:: RECORDS PROVIDED ::
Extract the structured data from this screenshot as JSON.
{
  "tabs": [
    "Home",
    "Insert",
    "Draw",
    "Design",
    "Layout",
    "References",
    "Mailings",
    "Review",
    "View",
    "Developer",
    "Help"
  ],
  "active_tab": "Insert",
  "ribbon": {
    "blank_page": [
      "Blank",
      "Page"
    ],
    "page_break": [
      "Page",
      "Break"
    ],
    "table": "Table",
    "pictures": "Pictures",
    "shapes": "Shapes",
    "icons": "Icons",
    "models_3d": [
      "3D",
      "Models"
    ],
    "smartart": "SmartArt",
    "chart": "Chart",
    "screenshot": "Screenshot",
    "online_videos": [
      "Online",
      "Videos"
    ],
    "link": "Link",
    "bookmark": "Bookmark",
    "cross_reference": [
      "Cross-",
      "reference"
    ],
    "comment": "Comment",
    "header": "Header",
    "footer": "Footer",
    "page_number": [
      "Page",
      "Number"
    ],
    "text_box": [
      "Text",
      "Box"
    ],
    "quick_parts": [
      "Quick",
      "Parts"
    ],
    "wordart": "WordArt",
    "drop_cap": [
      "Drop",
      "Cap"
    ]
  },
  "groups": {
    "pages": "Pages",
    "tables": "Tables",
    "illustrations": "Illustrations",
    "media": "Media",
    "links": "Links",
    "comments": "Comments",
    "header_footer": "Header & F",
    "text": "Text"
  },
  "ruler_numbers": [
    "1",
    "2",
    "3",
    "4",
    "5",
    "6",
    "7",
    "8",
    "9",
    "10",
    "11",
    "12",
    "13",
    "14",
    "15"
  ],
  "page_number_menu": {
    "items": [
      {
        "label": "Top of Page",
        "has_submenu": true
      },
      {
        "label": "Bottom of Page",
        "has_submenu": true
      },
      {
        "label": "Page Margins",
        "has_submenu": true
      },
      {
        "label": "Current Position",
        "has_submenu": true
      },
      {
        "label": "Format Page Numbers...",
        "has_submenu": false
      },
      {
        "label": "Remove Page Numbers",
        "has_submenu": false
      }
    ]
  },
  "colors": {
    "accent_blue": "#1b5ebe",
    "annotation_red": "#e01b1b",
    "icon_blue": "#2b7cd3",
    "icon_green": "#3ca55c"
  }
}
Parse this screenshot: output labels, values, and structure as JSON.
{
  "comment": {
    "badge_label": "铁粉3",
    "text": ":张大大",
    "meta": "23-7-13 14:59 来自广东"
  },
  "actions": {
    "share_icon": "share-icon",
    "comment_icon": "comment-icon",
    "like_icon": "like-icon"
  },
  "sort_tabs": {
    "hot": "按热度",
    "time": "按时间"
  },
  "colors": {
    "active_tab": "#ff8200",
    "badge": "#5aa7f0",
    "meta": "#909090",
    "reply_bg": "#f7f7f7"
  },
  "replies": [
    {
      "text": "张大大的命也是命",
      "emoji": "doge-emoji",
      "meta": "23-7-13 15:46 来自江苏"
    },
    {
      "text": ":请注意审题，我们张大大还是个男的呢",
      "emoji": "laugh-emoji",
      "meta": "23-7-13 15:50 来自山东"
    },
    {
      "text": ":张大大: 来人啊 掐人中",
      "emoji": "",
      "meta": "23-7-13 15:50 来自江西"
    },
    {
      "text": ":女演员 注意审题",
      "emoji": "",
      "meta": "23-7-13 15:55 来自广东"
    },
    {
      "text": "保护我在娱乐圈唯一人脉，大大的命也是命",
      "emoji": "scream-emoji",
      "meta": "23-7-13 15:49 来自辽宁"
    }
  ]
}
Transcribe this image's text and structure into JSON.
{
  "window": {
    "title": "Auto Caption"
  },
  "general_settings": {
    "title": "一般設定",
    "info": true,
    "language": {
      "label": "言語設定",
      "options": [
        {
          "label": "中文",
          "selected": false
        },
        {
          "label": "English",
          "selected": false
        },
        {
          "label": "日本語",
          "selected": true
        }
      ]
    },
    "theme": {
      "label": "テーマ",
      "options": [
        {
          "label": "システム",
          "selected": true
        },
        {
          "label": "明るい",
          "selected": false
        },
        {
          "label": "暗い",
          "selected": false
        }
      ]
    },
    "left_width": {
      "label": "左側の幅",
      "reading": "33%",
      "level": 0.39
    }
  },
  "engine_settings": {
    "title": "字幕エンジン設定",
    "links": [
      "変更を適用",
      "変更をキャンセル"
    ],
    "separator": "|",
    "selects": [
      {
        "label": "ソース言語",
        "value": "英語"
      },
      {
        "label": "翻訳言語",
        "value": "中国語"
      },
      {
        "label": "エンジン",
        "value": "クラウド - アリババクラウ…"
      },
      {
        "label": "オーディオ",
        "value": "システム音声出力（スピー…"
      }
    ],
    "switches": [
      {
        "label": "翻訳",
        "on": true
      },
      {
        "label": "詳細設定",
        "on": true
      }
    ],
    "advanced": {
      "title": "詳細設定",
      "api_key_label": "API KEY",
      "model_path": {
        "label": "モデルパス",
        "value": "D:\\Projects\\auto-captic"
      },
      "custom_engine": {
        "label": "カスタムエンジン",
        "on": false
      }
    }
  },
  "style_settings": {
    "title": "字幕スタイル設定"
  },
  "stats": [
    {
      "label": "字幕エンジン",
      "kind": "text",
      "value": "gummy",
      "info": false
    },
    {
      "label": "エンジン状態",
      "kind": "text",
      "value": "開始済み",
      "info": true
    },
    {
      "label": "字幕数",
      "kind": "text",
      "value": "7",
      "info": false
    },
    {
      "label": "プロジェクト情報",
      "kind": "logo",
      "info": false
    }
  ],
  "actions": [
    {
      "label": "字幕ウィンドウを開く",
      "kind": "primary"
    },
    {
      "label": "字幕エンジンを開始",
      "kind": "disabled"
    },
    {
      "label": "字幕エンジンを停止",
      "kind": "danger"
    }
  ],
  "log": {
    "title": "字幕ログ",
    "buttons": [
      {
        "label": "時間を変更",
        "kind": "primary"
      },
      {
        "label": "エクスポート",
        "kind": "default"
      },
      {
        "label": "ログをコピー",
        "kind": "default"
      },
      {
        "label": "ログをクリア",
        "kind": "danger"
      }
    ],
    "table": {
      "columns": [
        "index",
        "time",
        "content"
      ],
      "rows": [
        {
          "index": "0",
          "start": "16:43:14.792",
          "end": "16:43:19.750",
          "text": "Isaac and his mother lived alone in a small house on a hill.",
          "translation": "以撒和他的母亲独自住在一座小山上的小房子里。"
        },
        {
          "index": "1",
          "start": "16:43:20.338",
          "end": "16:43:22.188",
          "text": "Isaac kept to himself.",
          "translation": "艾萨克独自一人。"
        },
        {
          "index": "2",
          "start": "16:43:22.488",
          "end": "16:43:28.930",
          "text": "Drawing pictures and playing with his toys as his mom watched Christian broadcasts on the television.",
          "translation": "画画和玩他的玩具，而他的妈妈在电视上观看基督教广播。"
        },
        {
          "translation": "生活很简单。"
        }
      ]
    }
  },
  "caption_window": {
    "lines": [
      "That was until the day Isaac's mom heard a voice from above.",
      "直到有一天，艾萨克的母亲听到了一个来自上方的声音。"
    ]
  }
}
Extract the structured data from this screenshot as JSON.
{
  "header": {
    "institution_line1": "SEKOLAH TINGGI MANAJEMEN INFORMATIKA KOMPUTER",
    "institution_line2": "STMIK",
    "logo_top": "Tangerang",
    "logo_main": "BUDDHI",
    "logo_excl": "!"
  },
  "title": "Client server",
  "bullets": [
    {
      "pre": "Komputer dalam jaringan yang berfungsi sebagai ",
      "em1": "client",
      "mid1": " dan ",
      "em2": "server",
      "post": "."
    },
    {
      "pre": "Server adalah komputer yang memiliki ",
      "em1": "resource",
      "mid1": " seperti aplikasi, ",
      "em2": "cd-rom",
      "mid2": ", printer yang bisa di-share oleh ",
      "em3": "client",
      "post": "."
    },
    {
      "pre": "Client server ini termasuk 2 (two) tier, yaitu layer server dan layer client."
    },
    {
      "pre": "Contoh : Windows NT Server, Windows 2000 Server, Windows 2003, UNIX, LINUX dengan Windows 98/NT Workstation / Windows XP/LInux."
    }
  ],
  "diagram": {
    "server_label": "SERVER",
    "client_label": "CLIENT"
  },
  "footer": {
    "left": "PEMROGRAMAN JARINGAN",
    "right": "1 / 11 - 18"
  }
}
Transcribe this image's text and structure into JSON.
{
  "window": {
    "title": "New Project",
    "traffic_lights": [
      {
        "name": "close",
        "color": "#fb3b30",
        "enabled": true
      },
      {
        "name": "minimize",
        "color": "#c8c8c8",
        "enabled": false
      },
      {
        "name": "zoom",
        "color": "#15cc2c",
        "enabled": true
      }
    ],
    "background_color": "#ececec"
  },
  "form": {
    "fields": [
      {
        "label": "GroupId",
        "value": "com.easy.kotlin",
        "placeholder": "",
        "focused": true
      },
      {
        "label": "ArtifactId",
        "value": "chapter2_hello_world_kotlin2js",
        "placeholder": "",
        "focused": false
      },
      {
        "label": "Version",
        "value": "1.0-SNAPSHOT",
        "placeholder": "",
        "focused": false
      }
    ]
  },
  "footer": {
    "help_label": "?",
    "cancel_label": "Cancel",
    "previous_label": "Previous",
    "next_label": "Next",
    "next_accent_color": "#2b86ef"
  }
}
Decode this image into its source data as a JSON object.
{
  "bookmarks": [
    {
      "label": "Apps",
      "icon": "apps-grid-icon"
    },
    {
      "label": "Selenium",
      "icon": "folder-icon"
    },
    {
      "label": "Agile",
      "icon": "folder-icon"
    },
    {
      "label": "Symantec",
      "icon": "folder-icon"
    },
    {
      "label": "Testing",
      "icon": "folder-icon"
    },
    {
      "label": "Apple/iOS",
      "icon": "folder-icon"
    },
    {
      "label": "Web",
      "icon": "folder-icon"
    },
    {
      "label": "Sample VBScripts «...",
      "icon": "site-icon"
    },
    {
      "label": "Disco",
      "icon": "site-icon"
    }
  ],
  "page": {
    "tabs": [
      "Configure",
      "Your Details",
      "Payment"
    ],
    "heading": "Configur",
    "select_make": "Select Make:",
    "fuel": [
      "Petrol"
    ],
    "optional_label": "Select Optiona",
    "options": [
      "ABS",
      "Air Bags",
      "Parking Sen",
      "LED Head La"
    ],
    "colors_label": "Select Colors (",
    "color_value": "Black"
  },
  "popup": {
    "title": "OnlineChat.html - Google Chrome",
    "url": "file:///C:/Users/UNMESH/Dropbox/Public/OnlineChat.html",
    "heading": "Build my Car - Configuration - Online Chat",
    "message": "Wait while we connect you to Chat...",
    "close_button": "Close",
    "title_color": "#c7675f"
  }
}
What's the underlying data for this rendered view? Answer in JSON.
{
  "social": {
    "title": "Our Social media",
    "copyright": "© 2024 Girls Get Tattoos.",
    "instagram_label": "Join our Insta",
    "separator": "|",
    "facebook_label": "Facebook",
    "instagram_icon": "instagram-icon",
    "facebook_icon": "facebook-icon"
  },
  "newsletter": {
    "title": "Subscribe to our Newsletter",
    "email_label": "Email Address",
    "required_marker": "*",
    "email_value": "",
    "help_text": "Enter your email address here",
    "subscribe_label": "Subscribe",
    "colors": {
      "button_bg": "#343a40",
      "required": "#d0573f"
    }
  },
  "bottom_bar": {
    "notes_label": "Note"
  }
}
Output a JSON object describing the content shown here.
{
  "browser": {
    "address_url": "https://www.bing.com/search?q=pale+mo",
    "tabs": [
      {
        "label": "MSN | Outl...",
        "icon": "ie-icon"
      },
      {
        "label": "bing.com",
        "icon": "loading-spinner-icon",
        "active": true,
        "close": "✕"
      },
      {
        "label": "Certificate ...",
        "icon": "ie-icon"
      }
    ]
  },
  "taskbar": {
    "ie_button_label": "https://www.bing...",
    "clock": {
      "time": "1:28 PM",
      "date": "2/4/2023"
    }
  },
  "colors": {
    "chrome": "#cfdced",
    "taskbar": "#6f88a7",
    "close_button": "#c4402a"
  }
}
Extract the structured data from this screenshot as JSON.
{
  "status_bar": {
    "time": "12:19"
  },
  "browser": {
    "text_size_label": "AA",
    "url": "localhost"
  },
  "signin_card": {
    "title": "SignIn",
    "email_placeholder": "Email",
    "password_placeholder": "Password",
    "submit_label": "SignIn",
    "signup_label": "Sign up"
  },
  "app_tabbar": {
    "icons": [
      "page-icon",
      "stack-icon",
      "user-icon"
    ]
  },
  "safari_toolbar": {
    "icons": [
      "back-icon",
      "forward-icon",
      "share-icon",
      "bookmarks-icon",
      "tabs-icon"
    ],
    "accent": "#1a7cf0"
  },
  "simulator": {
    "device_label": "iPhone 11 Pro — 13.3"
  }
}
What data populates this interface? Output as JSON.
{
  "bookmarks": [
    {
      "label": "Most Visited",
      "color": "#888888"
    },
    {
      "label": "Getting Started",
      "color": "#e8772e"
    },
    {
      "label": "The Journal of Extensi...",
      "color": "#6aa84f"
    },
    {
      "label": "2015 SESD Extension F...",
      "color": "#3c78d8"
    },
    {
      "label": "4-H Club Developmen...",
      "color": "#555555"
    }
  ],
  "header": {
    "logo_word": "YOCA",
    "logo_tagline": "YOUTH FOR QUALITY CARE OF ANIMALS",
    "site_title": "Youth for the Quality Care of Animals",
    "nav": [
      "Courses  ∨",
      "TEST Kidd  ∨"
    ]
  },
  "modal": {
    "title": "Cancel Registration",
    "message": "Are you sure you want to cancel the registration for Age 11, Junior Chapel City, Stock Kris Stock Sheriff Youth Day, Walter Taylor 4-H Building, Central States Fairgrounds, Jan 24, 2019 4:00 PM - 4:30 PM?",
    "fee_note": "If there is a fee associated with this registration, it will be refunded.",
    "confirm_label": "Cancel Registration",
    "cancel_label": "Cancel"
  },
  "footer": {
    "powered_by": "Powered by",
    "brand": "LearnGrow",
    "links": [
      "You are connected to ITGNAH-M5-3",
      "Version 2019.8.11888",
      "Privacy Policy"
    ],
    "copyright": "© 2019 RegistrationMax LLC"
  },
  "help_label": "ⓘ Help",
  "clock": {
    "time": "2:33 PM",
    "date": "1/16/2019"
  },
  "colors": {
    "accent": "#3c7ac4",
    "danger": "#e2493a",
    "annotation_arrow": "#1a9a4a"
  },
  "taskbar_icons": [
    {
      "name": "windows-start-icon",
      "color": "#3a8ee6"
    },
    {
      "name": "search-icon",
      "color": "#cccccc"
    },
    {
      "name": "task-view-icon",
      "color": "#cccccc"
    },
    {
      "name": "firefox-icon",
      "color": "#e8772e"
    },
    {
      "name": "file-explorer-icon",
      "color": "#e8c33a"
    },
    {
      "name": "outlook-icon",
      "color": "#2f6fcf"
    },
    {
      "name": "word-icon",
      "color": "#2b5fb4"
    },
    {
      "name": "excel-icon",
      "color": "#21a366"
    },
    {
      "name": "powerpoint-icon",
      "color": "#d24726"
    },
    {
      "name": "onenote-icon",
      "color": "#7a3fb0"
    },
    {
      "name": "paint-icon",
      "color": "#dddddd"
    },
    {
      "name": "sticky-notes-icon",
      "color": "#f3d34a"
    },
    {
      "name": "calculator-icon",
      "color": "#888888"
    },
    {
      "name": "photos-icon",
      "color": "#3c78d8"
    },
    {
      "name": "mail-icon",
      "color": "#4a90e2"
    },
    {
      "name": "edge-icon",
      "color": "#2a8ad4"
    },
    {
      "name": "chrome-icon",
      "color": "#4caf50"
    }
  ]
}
:::
## WORK TO COMPLETE
Show every line in the entries where the string "What" occurs.

## OUTPUT OF THE TASK
What's the underlying data for this rendered view? Answer in JSON.
What data populates this interface? Output as JSON.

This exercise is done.